## OBJECTIVE
Copy the records below exactly as they are written.

═════ DATA EXTRACT

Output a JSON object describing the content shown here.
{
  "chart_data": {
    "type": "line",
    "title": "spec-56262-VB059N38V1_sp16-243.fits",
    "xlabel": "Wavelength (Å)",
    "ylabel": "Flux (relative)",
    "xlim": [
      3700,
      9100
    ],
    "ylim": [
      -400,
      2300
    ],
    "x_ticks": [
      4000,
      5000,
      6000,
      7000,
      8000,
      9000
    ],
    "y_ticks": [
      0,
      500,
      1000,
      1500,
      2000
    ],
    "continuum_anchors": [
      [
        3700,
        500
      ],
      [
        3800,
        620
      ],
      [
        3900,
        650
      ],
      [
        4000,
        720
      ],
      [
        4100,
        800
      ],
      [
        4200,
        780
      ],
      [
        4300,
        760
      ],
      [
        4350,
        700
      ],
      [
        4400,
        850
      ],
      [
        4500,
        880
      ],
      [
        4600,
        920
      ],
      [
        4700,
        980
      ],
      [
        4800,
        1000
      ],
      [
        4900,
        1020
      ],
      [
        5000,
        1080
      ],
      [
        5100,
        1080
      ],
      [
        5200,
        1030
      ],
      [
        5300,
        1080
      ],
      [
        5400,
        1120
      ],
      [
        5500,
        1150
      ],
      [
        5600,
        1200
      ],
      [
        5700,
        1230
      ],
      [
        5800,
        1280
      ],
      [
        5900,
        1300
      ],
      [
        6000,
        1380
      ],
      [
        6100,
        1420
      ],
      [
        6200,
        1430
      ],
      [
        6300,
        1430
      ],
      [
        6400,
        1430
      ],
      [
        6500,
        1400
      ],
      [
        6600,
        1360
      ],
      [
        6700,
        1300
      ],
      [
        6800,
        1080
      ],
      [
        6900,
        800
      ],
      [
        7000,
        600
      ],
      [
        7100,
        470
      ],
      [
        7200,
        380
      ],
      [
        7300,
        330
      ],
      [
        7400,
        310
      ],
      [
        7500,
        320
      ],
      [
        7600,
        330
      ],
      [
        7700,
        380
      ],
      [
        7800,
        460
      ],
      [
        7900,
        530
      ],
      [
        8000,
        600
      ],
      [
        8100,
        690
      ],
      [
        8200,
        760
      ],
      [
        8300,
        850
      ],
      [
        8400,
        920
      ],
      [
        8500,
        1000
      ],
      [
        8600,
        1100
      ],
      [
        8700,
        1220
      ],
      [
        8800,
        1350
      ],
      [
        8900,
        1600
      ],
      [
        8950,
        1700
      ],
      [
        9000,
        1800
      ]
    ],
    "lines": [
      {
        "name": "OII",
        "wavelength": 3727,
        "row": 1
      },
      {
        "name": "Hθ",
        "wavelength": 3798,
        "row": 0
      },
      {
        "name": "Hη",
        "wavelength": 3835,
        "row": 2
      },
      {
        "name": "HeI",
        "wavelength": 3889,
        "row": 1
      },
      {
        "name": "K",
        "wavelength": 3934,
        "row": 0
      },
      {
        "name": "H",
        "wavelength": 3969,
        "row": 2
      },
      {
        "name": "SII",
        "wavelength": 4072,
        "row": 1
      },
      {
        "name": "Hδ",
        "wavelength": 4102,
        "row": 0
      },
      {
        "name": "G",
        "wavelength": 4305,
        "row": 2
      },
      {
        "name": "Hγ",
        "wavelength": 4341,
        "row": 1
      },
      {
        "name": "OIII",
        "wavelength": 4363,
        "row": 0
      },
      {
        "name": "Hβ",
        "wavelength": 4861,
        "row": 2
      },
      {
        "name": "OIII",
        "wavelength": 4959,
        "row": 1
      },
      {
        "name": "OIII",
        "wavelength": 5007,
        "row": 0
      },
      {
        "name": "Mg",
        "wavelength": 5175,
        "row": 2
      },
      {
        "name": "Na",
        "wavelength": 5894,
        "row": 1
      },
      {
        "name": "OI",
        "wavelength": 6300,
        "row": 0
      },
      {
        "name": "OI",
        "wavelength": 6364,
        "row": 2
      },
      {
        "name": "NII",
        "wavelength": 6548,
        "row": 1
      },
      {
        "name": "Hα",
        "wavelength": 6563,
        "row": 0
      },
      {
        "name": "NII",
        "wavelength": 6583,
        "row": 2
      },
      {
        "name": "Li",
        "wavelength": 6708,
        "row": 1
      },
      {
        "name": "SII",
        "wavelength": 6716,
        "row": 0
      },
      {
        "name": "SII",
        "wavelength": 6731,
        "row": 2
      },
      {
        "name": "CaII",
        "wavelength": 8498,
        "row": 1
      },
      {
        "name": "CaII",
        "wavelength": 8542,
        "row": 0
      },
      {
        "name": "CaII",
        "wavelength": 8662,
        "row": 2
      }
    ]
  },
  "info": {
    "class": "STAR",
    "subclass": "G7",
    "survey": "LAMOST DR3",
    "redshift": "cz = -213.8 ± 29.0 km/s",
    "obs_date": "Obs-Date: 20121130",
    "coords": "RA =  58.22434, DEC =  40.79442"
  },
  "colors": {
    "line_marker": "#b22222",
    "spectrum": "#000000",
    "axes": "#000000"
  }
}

══════════

## EXERCISE OUTPUT
Output a JSON object describing the content shown here.
{
  "chart_data": {
    "type": "line",
    "title": "spec-56262-VB059N38V1_sp16-243.fits",
    "xlabel": "Wavelength (Å)",
    "ylabel": "Flux (relative)",
    "xlim": [
      3700,
      9100
    ],
    "ylim": [
      -400,
      2300
    ],
    "x_ticks": [
      4000,
      5000,
      6000,
      7000,
      8000,
      9000
    ],
    "y_ticks": [
      0,
      500,
      1000,
      1500,
      2000
    ],
    "continuum_anchors": [
      [
        3700,
        500
      ],
      [
        3800,
        620
      ],
      [
        3900,
        650
      ],
      [
        4000,
        720
      ],
      [
        4100,
        800
      ],
      [
        4200,
        780
      ],
      [
        4300,
        760
      ],
      [
        4350,
        700
      ],
      [
        4400,
        850
      ],
      [
        4500,
        880
      ],
      [
        4600,
        920
      ],
      [
        4700,
        980
      ],
      [
        4800,
        1000
      ],
      [
        4900,
        1020
      ],
      [
        5000,
        1080
      ],
      [
        5100,
        1080
      ],
      [
        5200,
        1030
      ],
      [
        5300,
        1080
      ],
      [
        5400,
        1120
      ],
      [
        5500,
        1150
      ],
      [
        5600,
        1200
      ],
      [
        5700,
        1230
      ],
      [
        5800,
        1280
      ],
      [
        5900,
        1300
      ],
      [
        6000,
        1380
      ],
      [
        6100,
        1420
      ],
      [
        6200,
        1430
      ],
      [
        6300,
        1430
      ],
      [
        6400,
        1430
      ],
      [
        6500,
        1400
      ],
      [
        6600,
        1360
      ],
      [
        6700,
        1300
      ],
      [
        6800,
        1080
      ],
      [
        6900,
        800
      ],
      [
        7000,
        600
      ],
      [
        7100,
        470
      ],
      [
        7200,
        380
      ],
      [
        7300,
        330
      ],
      [
        7400,
        310
      ],
      [
        7500,
        320
      ],
      [
        7600,
        330
      ],
      [
        7700,
        380
      ],
      [
        7800,
        460
      ],
      [
        7900,
        530
      ],
      [
        8000,
        600
      ],
      [
        8100,
        690
      ],
      [
        8200,
        760
      ],
      [
        8300,
        850
      ],
      [
        8400,
        920
      ],
      [
        8500,
        1000
      ],
      [
        8600,
        1100
      ],
      [
        8700,
        1220
      ],
      [
        8800,
        1350
      ],
      [
        8900,
        1600
      ],
      [
        8950,
        1700
      ],
      [
        9000,
        1800
      ]
    ],
    "lines": [
      {
        "name": "OII",
        "wavelength": 3727,
        "row": 1
      },
      {
        "name": "Hθ",
        "wavelength": 3798,
        "row": 0
      },
      {
        "name": "Hη",
        "wavelength": 3835,
        "row": 2
      },
      {
        "name": "HeI",
        "wavelength": 3889,
        "row": 1
      },
      {
        "name": "K",
        "wavelength": 3934,
        "row": 0
      },
      {
        "name": "H",
        "wavelength": 3969,
        "row": 2
      },
      {
        "name": "SII",
        "wavelength": 4072,
        "row": 1
      },
      {
        "name": "Hδ",
        "wavelength": 4102,
        "row": 0
      },
      {
        "name": "G",
        "wavelength": 4305,
        "row": 2
      },
      {
        "name": "Hγ",
        "wavelength": 4341,
        "row": 1
      },
      {
        "name": "OIII",
        "wavelength": 4363,
        "row": 0
      },
      {
        "name": "Hβ",
        "wavelength": 4861,
        "row": 2
      },
      {
        "name": "OIII",
        "wavelength": 4959,
        "row": 1
      },
      {
        "name": "OIII",
        "wavelength": 5007,
        "row": 0
      },
      {
        "name": "Mg",
        "wavelength": 5175,
        "row": 2
      },
      {
        "name": "Na",
        "wavelength": 5894,
        "row": 1
      },
      {
        "name": "OI",
        "wavelength": 6300,
        "row": 0
      },
      {
        "name": "OI",
        "wavelength": 6364,
        "row": 2
      },
      {
        "name": "NII",
        "wavelength": 6548,
        "row": 1
      },
      {
        "name": "Hα",
        "wavelength": 6563,
        "row": 0
      },
      {
        "name": "NII",
        "wavelength": 6583,
        "row": 2
      },
      {
        "name": "Li",
        "wavelength": 6708,
        "row": 1
      },
      {
        "name": "SII",
        "wavelength": 6716,
        "row": 0
      },
      {
        "name": "SII",
        "wavelength": 6731,
        "row": 2
      },
      {
        "name": "CaII",
        "wavelength": 8498,
        "row": 1
      },
      {
        "name": "CaII",
        "wavelength": 8542,
        "row": 0
      },
      {
        "name": "CaII",
        "wavelength": 8662,
        "row": 2
      }
    ]
  },
  "info": {
    "class": "STAR",
    "subclass": "G7",
    "survey": "LAMOST DR3",
    "redshift": "cz = -213.8 ± 29.0 km/s",
    "obs_date": "Obs-Date: 20121130",
    "coords": "RA =  58.22434, DEC =  40.79442"
  },
  "colors": {
    "line_marker": "#b22222",
    "spectrum": "#000000",
    "axes": "#000000"
  }
}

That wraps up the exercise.